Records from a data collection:

--------------------------------

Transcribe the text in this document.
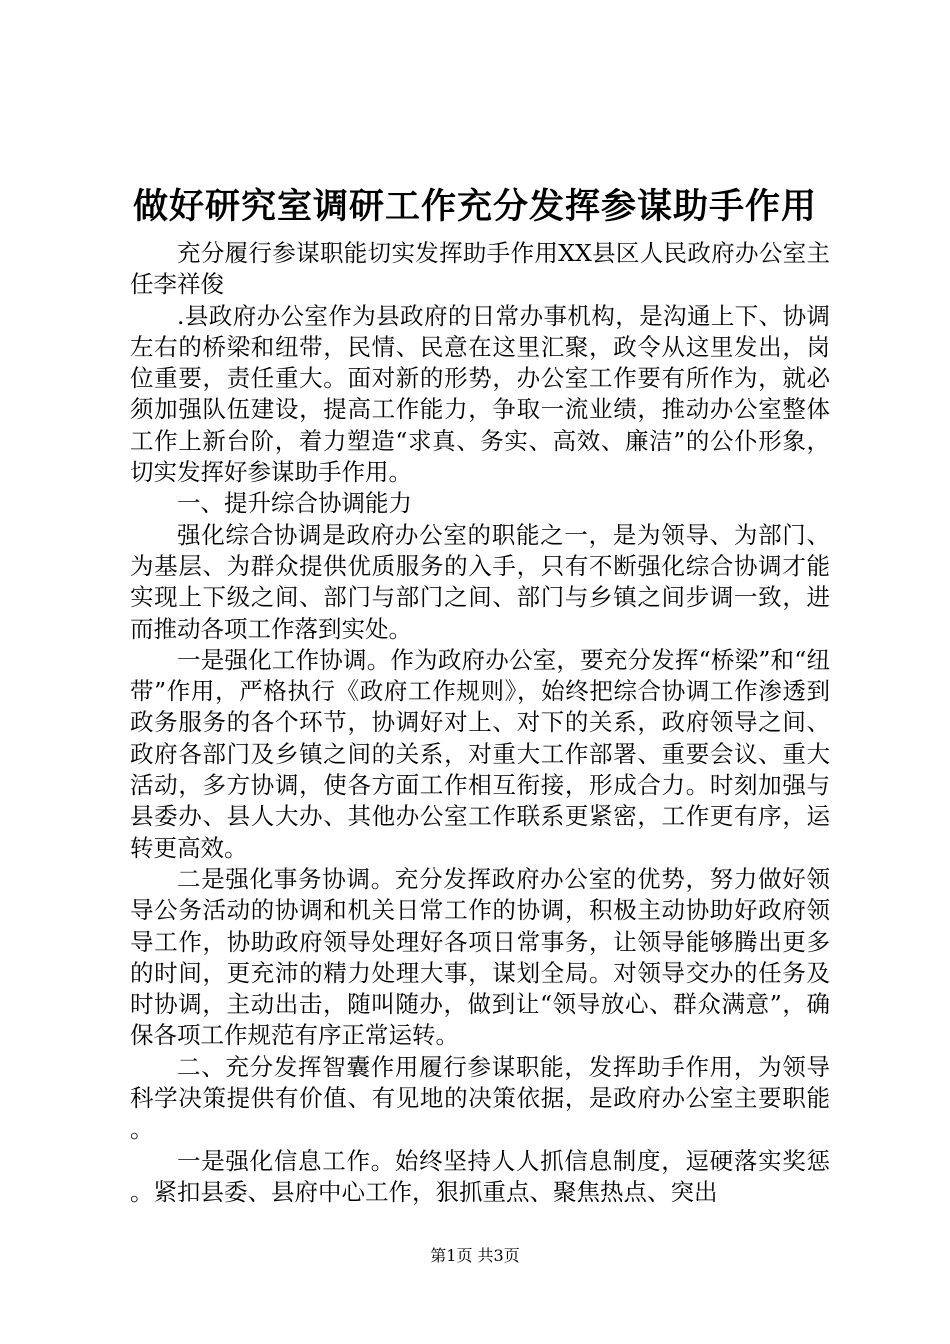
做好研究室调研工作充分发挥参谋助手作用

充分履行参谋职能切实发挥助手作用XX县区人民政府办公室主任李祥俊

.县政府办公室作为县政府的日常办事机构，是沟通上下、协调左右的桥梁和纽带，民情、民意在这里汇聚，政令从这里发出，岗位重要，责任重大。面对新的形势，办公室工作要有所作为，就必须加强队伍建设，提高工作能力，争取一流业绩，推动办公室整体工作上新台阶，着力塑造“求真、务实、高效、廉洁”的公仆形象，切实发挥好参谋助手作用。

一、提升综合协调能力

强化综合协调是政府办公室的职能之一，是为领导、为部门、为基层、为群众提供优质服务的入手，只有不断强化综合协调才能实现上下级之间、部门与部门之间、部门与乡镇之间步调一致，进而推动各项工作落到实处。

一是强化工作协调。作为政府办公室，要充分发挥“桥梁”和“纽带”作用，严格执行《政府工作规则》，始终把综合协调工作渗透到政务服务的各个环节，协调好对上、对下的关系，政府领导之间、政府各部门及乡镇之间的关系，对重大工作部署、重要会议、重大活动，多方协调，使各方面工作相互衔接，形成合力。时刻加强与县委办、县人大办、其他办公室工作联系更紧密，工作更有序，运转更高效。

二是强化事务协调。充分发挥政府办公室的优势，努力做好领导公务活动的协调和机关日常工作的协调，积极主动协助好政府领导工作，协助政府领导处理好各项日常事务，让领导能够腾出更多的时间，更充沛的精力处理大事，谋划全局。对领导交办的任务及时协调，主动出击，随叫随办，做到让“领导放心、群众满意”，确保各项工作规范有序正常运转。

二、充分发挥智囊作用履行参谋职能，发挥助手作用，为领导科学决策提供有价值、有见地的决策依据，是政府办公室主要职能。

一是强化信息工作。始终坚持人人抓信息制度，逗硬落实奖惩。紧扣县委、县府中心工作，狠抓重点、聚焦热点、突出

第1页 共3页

--------------------------------

### BRIEF
Make an exact copy of the data above, pictures excluded.

### FINAL RESULT
Transcribe the text in this document.
做好研究室调研工作充分发挥参谋助手作用

充分履行参谋职能切实发挥助手作用XX县区人民政府办公室主任李祥俊

.县政府办公室作为县政府的日常办事机构，是沟通上下、协调左右的桥梁和纽带，民情、民意在这里汇聚，政令从这里发出，岗位重要，责任重大。面对新的形势，办公室工作要有所作为，就必须加强队伍建设，提高工作能力，争取一流业绩，推动办公室整体工作上新台阶，着力塑造“求真、务实、高效、廉洁”的公仆形象，切实发挥好参谋助手作用。

一、提升综合协调能力

强化综合协调是政府办公室的职能之一，是为领导、为部门、为基层、为群众提供优质服务的入手，只有不断强化综合协调才能实现上下级之间、部门与部门之间、部门与乡镇之间步调一致，进而推动各项工作落到实处。

一是强化工作协调。作为政府办公室，要充分发挥“桥梁”和“纽带”作用，严格执行《政府工作规则》，始终把综合协调工作渗透到政务服务的各个环节，协调好对上、对下的关系，政府领导之间、政府各部门及乡镇之间的关系，对重大工作部署、重要会议、重大活动，多方协调，使各方面工作相互衔接，形成合力。时刻加强与县委办、县人大办、其他办公室工作联系更紧密，工作更有序，运转更高效。

二是强化事务协调。充分发挥政府办公室的优势，努力做好领导公务活动的协调和机关日常工作的协调，积极主动协助好政府领导工作，协助政府领导处理好各项日常事务，让领导能够腾出更多的时间，更充沛的精力处理大事，谋划全局。对领导交办的任务及时协调，主动出击，随叫随办，做到让“领导放心、群众满意”，确保各项工作规范有序正常运转。

二、充分发挥智囊作用履行参谋职能，发挥助手作用，为领导科学决策提供有价值、有见地的决策依据，是政府办公室主要职能。

一是强化信息工作。始终坚持人人抓信息制度，逗硬落实奖惩。紧扣县委、县府中心工作，狠抓重点、聚焦热点、突出

第1页 共3页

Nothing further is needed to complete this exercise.